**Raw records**

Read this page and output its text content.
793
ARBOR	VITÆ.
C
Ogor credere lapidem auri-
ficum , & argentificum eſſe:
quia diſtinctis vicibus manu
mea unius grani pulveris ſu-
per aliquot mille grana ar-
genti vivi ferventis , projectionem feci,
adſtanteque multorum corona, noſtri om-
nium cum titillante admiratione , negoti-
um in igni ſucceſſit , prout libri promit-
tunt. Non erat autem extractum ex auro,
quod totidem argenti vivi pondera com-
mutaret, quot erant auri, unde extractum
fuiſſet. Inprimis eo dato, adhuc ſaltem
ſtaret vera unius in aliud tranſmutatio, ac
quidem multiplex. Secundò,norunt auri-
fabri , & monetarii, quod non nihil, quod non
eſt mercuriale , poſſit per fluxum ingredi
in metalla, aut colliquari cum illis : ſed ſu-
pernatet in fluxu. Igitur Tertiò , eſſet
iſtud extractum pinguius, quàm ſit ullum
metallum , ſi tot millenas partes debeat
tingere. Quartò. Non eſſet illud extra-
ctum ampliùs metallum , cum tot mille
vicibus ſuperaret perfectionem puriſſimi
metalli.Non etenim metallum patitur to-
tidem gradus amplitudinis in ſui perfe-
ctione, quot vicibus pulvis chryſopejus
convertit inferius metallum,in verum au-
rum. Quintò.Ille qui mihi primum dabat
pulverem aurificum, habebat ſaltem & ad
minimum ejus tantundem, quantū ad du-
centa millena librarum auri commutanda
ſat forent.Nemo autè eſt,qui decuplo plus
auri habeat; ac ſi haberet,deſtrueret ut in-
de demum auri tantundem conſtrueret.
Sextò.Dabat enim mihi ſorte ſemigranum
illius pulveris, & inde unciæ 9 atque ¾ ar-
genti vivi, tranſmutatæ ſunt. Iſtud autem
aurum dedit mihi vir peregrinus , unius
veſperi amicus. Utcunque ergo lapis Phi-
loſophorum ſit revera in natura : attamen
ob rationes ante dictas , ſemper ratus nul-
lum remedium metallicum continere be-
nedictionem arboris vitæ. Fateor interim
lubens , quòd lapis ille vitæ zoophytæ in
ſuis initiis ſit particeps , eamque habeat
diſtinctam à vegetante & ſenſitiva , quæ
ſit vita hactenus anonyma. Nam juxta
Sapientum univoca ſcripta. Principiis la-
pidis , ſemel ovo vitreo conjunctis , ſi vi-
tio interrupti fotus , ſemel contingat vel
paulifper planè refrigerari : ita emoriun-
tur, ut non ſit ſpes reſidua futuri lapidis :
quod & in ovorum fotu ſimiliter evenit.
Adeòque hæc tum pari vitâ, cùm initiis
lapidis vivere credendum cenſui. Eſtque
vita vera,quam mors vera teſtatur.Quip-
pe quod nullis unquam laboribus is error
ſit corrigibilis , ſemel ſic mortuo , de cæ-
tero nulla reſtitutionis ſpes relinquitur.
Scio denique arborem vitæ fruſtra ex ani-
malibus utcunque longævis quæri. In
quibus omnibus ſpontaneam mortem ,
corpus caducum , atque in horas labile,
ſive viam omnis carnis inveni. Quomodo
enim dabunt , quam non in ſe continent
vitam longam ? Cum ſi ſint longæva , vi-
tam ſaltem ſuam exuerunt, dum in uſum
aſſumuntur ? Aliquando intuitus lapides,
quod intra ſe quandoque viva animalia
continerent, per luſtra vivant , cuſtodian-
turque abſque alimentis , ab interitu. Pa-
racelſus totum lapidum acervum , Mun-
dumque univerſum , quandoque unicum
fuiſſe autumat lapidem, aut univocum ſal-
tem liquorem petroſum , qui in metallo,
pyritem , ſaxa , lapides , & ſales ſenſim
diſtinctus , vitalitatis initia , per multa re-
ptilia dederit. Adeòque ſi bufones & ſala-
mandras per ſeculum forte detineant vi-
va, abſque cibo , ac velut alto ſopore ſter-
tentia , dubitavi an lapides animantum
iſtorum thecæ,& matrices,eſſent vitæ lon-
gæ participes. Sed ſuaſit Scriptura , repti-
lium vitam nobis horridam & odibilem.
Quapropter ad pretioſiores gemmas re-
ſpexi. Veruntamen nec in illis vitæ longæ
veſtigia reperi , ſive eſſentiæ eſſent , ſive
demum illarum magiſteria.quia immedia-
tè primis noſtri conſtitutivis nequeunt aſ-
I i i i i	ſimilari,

**Goal**
All of the data must be returned exactly.

**Worked solution**
Read this page and output its text content.
793
ARBOR	VITÆ.
C
Ogor credere lapidem auri-
ficum , & argentificum eſſe:
quia diſtinctis vicibus manu
mea unius grani pulveris ſu-
per aliquot mille grana ar-
genti vivi ferventis , projectionem feci,
adſtanteque multorum corona, noſtri om-
nium cum titillante admiratione , negoti-
um in igni ſucceſſit , prout libri promit-
tunt. Non erat autem extractum ex auro,
quod totidem argenti vivi pondera com-
mutaret, quot erant auri, unde extractum
fuiſſet. Inprimis eo dato, adhuc ſaltem
ſtaret vera unius in aliud tranſmutatio, ac
quidem multiplex. Secundò,norunt auri-
fabri , & monetarii, quod non nihil, quod non
eſt mercuriale , poſſit per fluxum ingredi
in metalla, aut colliquari cum illis : ſed ſu-
pernatet in fluxu. Igitur Tertiò , eſſet
iſtud extractum pinguius, quàm ſit ullum
metallum , ſi tot millenas partes debeat
tingere. Quartò. Non eſſet illud extra-
ctum ampliùs metallum , cum tot mille
vicibus ſuperaret perfectionem puriſſimi
metalli.Non etenim metallum patitur to-
tidem gradus amplitudinis in ſui perfe-
ctione, quot vicibus pulvis chryſopejus
convertit inferius metallum,in verum au-
rum. Quintò.Ille qui mihi primum dabat
pulverem aurificum, habebat ſaltem & ad
minimum ejus tantundem, quantū ad du-
centa millena librarum auri commutanda
ſat forent.Nemo autè eſt,qui decuplo plus
auri habeat; ac ſi haberet,deſtrueret ut in-
de demum auri tantundem conſtrueret.
Sextò.Dabat enim mihi ſorte ſemigranum
illius pulveris, & inde unciæ 9 atque ¾ ar-
genti vivi, tranſmutatæ ſunt. Iſtud autem
aurum dedit mihi vir peregrinus , unius
veſperi amicus. Utcunque ergo lapis Phi-
loſophorum ſit revera in natura : attamen
ob rationes ante dictas , ſemper ratus nul-
lum remedium metallicum continere be-
nedictionem arboris vitæ. Fateor interim
lubens , quòd lapis ille vitæ zoophytæ in
ſuis initiis ſit particeps , eamque habeat
diſtinctam à vegetante & ſenſitiva , quæ
ſit vita hactenus anonyma. Nam juxta
Sapientum univoca ſcripta. Principiis la-
pidis , ſemel ovo vitreo conjunctis , ſi vi-
tio interrupti fotus , ſemel contingat vel
paulifper planè refrigerari : ita emoriun-
tur, ut non ſit ſpes reſidua futuri lapidis :
quod & in ovorum fotu ſimiliter evenit.
Adeòque hæc tum pari vitâ, cùm initiis
lapidis vivere credendum cenſui. Eſtque
vita vera,quam mors vera teſtatur.Quip-
pe quod nullis unquam laboribus is error
ſit corrigibilis , ſemel ſic mortuo , de cæ-
tero nulla reſtitutionis ſpes relinquitur.
Scio denique arborem vitæ fruſtra ex ani-
malibus utcunque longævis quæri. In
quibus omnibus ſpontaneam mortem ,
corpus caducum , atque in horas labile,
ſive viam omnis carnis inveni. Quomodo
enim dabunt , quam non in ſe continent
vitam longam ? Cum ſi ſint longæva , vi-
tam ſaltem ſuam exuerunt, dum in uſum
aſſumuntur ? Aliquando intuitus lapides,
quod intra ſe quandoque viva animalia
continerent, per luſtra vivant , cuſtodian-
turque abſque alimentis , ab interitu. Pa-
racelſus totum lapidum acervum , Mun-
dumque univerſum , quandoque unicum
fuiſſe autumat lapidem, aut univocum ſal-
tem liquorem petroſum , qui in metallo,
pyritem , ſaxa , lapides , & ſales ſenſim
diſtinctus , vitalitatis initia , per multa re-
ptilia dederit. Adeòque ſi bufones & ſala-
mandras per ſeculum forte detineant vi-
va, abſque cibo , ac velut alto ſopore ſter-
tentia , dubitavi an lapides animantum
iſtorum thecæ,& matrices,eſſent vitæ lon-
gæ participes. Sed ſuaſit Scriptura , repti-
lium vitam nobis horridam & odibilem.
Quapropter ad pretioſiores gemmas re-
ſpexi. Veruntamen nec in illis vitæ longæ
veſtigia reperi , ſive eſſentiæ eſſent , ſive
demum illarum magiſteria.quia immedia-
tè primis noſtri conſtitutivis nequeunt aſ-
I i i i i	ſimilari,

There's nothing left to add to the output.